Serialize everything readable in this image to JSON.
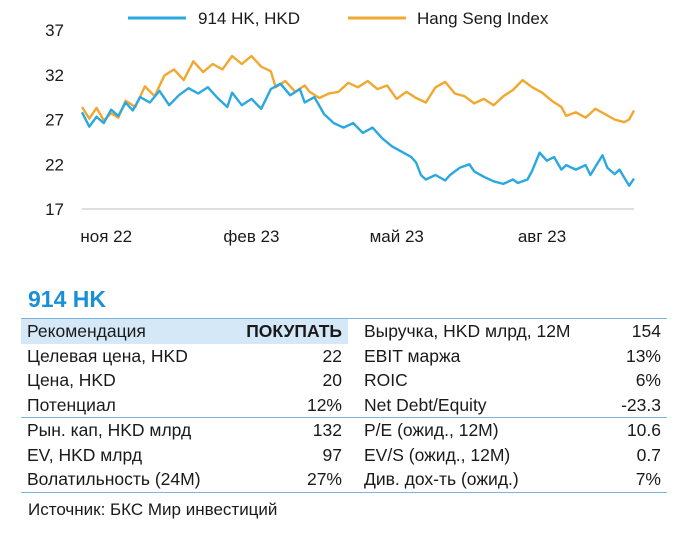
{
  "chart_data": {
    "type": "line",
    "ylim": [
      17,
      37
    ],
    "yticks": [
      17,
      22,
      27,
      32,
      37
    ],
    "xticks": [
      {
        "label": "ноя 22",
        "x": 0.5
      },
      {
        "label": "фев 23",
        "x": 3.5
      },
      {
        "label": "май 23",
        "x": 6.5
      },
      {
        "label": "авг 23",
        "x": 9.5
      }
    ],
    "xlim": [
      0,
      11.4
    ],
    "legend_position": "top",
    "series": [
      {
        "name": "914 HK, HKD",
        "color": "#2ba8e0",
        "points": [
          [
            0,
            27.8
          ],
          [
            0.15,
            26.2
          ],
          [
            0.3,
            27.3
          ],
          [
            0.45,
            26.6
          ],
          [
            0.6,
            28.1
          ],
          [
            0.75,
            27.4
          ],
          [
            0.9,
            28.9
          ],
          [
            1.05,
            28.0
          ],
          [
            1.2,
            29.5
          ],
          [
            1.4,
            28.9
          ],
          [
            1.6,
            30.2
          ],
          [
            1.8,
            28.6
          ],
          [
            2.0,
            29.7
          ],
          [
            2.2,
            30.5
          ],
          [
            2.4,
            29.9
          ],
          [
            2.6,
            30.6
          ],
          [
            2.8,
            29.4
          ],
          [
            3.0,
            28.4
          ],
          [
            3.1,
            30.0
          ],
          [
            3.3,
            28.6
          ],
          [
            3.5,
            29.3
          ],
          [
            3.7,
            28.2
          ],
          [
            3.9,
            30.4
          ],
          [
            4.1,
            31.0
          ],
          [
            4.3,
            29.7
          ],
          [
            4.5,
            30.4
          ],
          [
            4.6,
            28.9
          ],
          [
            4.8,
            29.5
          ],
          [
            5.0,
            27.6
          ],
          [
            5.2,
            26.6
          ],
          [
            5.4,
            26.1
          ],
          [
            5.6,
            26.6
          ],
          [
            5.8,
            25.5
          ],
          [
            6.0,
            26.1
          ],
          [
            6.2,
            24.9
          ],
          [
            6.4,
            24.0
          ],
          [
            6.6,
            23.4
          ],
          [
            6.8,
            22.8
          ],
          [
            6.9,
            22.2
          ],
          [
            7.0,
            20.8
          ],
          [
            7.1,
            20.3
          ],
          [
            7.3,
            20.8
          ],
          [
            7.5,
            20.2
          ],
          [
            7.6,
            20.8
          ],
          [
            7.8,
            21.6
          ],
          [
            8.0,
            22.0
          ],
          [
            8.1,
            21.2
          ],
          [
            8.3,
            20.6
          ],
          [
            8.5,
            20.1
          ],
          [
            8.7,
            19.8
          ],
          [
            8.9,
            20.3
          ],
          [
            9.0,
            19.9
          ],
          [
            9.2,
            20.3
          ],
          [
            9.3,
            21.3
          ],
          [
            9.45,
            23.3
          ],
          [
            9.6,
            22.4
          ],
          [
            9.75,
            22.8
          ],
          [
            9.9,
            21.4
          ],
          [
            10.0,
            21.9
          ],
          [
            10.2,
            21.4
          ],
          [
            10.4,
            21.9
          ],
          [
            10.5,
            20.8
          ],
          [
            10.6,
            21.7
          ],
          [
            10.75,
            23.0
          ],
          [
            10.85,
            21.6
          ],
          [
            11.0,
            20.9
          ],
          [
            11.1,
            21.4
          ],
          [
            11.2,
            20.5
          ],
          [
            11.3,
            19.6
          ],
          [
            11.4,
            20.4
          ]
        ]
      },
      {
        "name": "Hang Seng Index",
        "color": "#f0a830",
        "points": [
          [
            0,
            28.4
          ],
          [
            0.15,
            27.1
          ],
          [
            0.3,
            28.3
          ],
          [
            0.45,
            26.9
          ],
          [
            0.6,
            27.7
          ],
          [
            0.75,
            27.2
          ],
          [
            0.9,
            29.1
          ],
          [
            1.1,
            28.4
          ],
          [
            1.3,
            30.7
          ],
          [
            1.5,
            29.6
          ],
          [
            1.7,
            31.9
          ],
          [
            1.9,
            32.6
          ],
          [
            2.1,
            31.4
          ],
          [
            2.3,
            33.5
          ],
          [
            2.5,
            32.3
          ],
          [
            2.7,
            33.2
          ],
          [
            2.9,
            32.6
          ],
          [
            3.1,
            34.1
          ],
          [
            3.3,
            33.2
          ],
          [
            3.5,
            34.1
          ],
          [
            3.7,
            32.9
          ],
          [
            3.9,
            32.4
          ],
          [
            4.0,
            30.6
          ],
          [
            4.2,
            31.3
          ],
          [
            4.4,
            30.1
          ],
          [
            4.6,
            30.8
          ],
          [
            4.7,
            30.1
          ],
          [
            4.9,
            29.4
          ],
          [
            5.1,
            29.9
          ],
          [
            5.3,
            30.1
          ],
          [
            5.5,
            31.1
          ],
          [
            5.7,
            30.6
          ],
          [
            5.9,
            31.3
          ],
          [
            6.1,
            30.4
          ],
          [
            6.3,
            30.8
          ],
          [
            6.5,
            29.3
          ],
          [
            6.7,
            30.1
          ],
          [
            6.9,
            29.4
          ],
          [
            7.1,
            28.9
          ],
          [
            7.3,
            30.6
          ],
          [
            7.5,
            31.2
          ],
          [
            7.7,
            29.9
          ],
          [
            7.9,
            29.6
          ],
          [
            8.1,
            28.8
          ],
          [
            8.3,
            29.3
          ],
          [
            8.5,
            28.6
          ],
          [
            8.7,
            29.6
          ],
          [
            8.9,
            30.3
          ],
          [
            9.1,
            31.4
          ],
          [
            9.3,
            30.6
          ],
          [
            9.5,
            30.0
          ],
          [
            9.7,
            29.1
          ],
          [
            9.9,
            28.4
          ],
          [
            10.0,
            27.4
          ],
          [
            10.2,
            27.8
          ],
          [
            10.4,
            27.2
          ],
          [
            10.6,
            28.2
          ],
          [
            10.8,
            27.6
          ],
          [
            11.0,
            27.0
          ],
          [
            11.2,
            26.7
          ],
          [
            11.3,
            27.0
          ],
          [
            11.4,
            28.0
          ]
        ]
      }
    ]
  },
  "table": {
    "title": "914 HK",
    "rows": [
      {
        "l1": "Рекомендация",
        "v1": "ПОКУПАТЬ",
        "l2": "Выручка, HKD млрд, 12M",
        "v2": "154"
      },
      {
        "l1": "Целевая цена, HKD",
        "v1": "22",
        "l2": "EBIT маржа",
        "v2": "13%"
      },
      {
        "l1": "Цена, HKD",
        "v1": "20",
        "l2": "ROIC",
        "v2": "6%"
      },
      {
        "l1": "Потенциал",
        "v1": "12%",
        "l2": "Net Debt/Equity",
        "v2": "-23.3"
      },
      {
        "l1": "Рын. кап, HKD млрд",
        "v1": "132",
        "l2": "P/E (ожид., 12M)",
        "v2": "10.6"
      },
      {
        "l1": "EV, HKD млрд",
        "v1": "97",
        "l2": "EV/S (ожид., 12M)",
        "v2": "0.7"
      },
      {
        "l1": "Волатильность (24M)",
        "v1": "27%",
        "l2": "Див. дох-ть (ожид.)",
        "v2": "7%"
      }
    ]
  },
  "source": "Источник: БКС Мир инвестиций"
}
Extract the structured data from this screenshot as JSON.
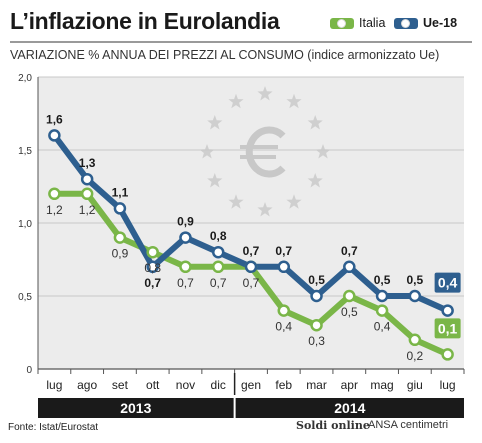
{
  "header": {
    "title": "L’inflazione in Eurolandia",
    "subtitle": "VARIAZIONE % ANNUA DEI PREZZI AL CONSUMO (indice armonizzato Ue)"
  },
  "footer": {
    "source": "Fonte: Istat/Eurostat",
    "logo_soldi": "Soldi online",
    "logo_ansa": "ANSA centimetri"
  },
  "colors": {
    "italia": "#7ab648",
    "ue": "#2e5f8f",
    "year_bar": "#1a1a1a",
    "year_text": "#ffffff",
    "grid": "#c9c9c9",
    "plot_bg": "#ececec"
  },
  "chart_data": {
    "type": "line",
    "title": "L’inflazione in Eurolandia",
    "subtitle": "VARIAZIONE % ANNUA DEI PREZZI AL CONSUMO (indice armonizzato Ue)",
    "xlabel": "",
    "ylabel": "",
    "ylim": [
      0,
      2.0
    ],
    "yticks": [
      "0",
      "0,5",
      "1,0",
      "1,5",
      "2,0"
    ],
    "ytick_values": [
      0,
      0.5,
      1.0,
      1.5,
      2.0
    ],
    "grid": true,
    "legend_position": "top-right",
    "categories": [
      "lug",
      "ago",
      "set",
      "ott",
      "nov",
      "dic",
      "gen",
      "feb",
      "mar",
      "apr",
      "mag",
      "giu",
      "lug"
    ],
    "years": [
      {
        "label": "2013",
        "from": 0,
        "to": 5
      },
      {
        "label": "2014",
        "from": 6,
        "to": 12
      }
    ],
    "series": [
      {
        "name": "Italia",
        "color": "#7ab648",
        "values": [
          1.2,
          1.2,
          0.9,
          0.8,
          0.7,
          0.7,
          0.7,
          0.4,
          0.3,
          0.5,
          0.4,
          0.2,
          0.1
        ],
        "labels": [
          "1,2",
          "1,2",
          "0,9",
          "0,8",
          "0,7",
          "0,7",
          "0,7",
          "0,4",
          "0,3",
          "0,5",
          "0,4",
          "0,2",
          "0,1"
        ]
      },
      {
        "name": "Ue-18",
        "color": "#2e5f8f",
        "values": [
          1.6,
          1.3,
          1.1,
          0.7,
          0.9,
          0.8,
          0.7,
          0.7,
          0.5,
          0.7,
          0.5,
          0.5,
          0.4
        ],
        "labels": [
          "1,6",
          "1,3",
          "1,1",
          "0,7",
          "0,9",
          "0,8",
          "0,7",
          "0,7",
          "0,5",
          "0,7",
          "0,5",
          "0,5",
          "0,4"
        ]
      }
    ]
  }
}
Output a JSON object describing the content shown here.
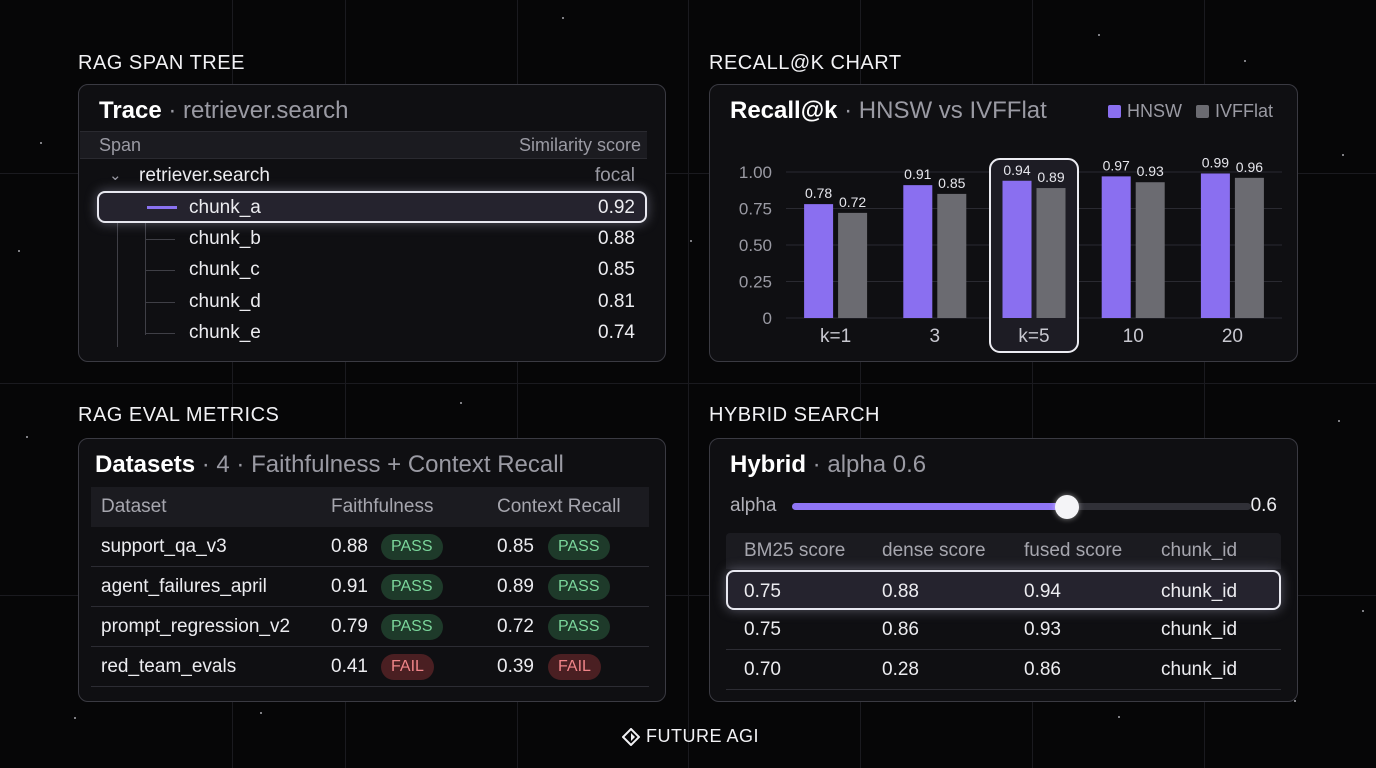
{
  "sections": {
    "span_tree": "RAG SPAN TREE",
    "recall_chart": "RECALL@K CHART",
    "eval_metrics": "RAG EVAL METRICS",
    "hybrid_search": "HYBRID SEARCH"
  },
  "trace": {
    "title": "Trace",
    "subtitle": " · retriever.search",
    "col_span": "Span",
    "col_score": "Similarity score",
    "root": {
      "name": "retriever.search",
      "score": "focal"
    },
    "children": [
      {
        "name": "chunk_a",
        "score": "0.92"
      },
      {
        "name": "chunk_b",
        "score": "0.88"
      },
      {
        "name": "chunk_c",
        "score": "0.85"
      },
      {
        "name": "chunk_d",
        "score": "0.81"
      },
      {
        "name": "chunk_e",
        "score": "0.74"
      }
    ],
    "highlighted_index": 0
  },
  "recall": {
    "title": "Recall@k",
    "subtitle": " · HNSW vs IVFFlat",
    "legend": [
      "HNSW",
      "IVFFlat"
    ]
  },
  "chart_data": {
    "type": "bar",
    "title": "Recall@k · HNSW vs IVFFlat",
    "categories": [
      "k=1",
      "3",
      "k=5",
      "10",
      "20"
    ],
    "series": [
      {
        "name": "HNSW",
        "values": [
          0.78,
          0.91,
          0.94,
          0.97,
          0.99
        ],
        "color": "#8a6ff0"
      },
      {
        "name": "IVFFlat",
        "values": [
          0.72,
          0.85,
          0.89,
          0.93,
          0.96
        ],
        "color": "#6b6b71"
      }
    ],
    "yticks": [
      "0",
      "0.25",
      "0.50",
      "0.75",
      "1.00"
    ],
    "ylim": [
      0,
      1.0
    ],
    "highlighted_category": "k=5",
    "grid": true,
    "legend_position": "top-right"
  },
  "datasets": {
    "title": "Datasets",
    "subtitle": " · 4 · Faithfulness + Context Recall",
    "columns": [
      "Dataset",
      "Faithfulness",
      "Context Recall"
    ],
    "rows": [
      {
        "name": "support_qa_v3",
        "faith": "0.88",
        "faith_status": "PASS",
        "recall": "0.85",
        "recall_status": "PASS"
      },
      {
        "name": "agent_failures_april",
        "faith": "0.91",
        "faith_status": "PASS",
        "recall": "0.89",
        "recall_status": "PASS"
      },
      {
        "name": "prompt_regression_v2",
        "faith": "0.79",
        "faith_status": "PASS",
        "recall": "0.72",
        "recall_status": "PASS"
      },
      {
        "name": "red_team_evals",
        "faith": "0.41",
        "faith_status": "FAIL",
        "recall": "0.39",
        "recall_status": "FAIL"
      }
    ]
  },
  "hybrid": {
    "title": "Hybrid",
    "subtitle": " · alpha 0.6",
    "slider_label": "alpha",
    "alpha": 0.6,
    "alpha_text": "0.6",
    "columns": [
      "BM25 score",
      "dense score",
      "fused score",
      "chunk_id"
    ],
    "rows": [
      [
        "0.75",
        "0.88",
        "0.94",
        "chunk_id"
      ],
      [
        "0.75",
        "0.86",
        "0.93",
        "chunk_id"
      ],
      [
        "0.70",
        "0.28",
        "0.86",
        "chunk_id"
      ]
    ],
    "highlighted_index": 0
  },
  "brand": {
    "name": "FUTURE AGI"
  },
  "colors": {
    "accent": "#8a6ff0",
    "secondary": "#6b6b71",
    "pass": "#7bd69b",
    "fail": "#f08589"
  }
}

════════════════════

What is needed
Which lines contain "Context"? Show each of them.

Answer to this exercise
    "subtitle": " · 4 · Faithfulness + Context Recall",
      "Context Recall"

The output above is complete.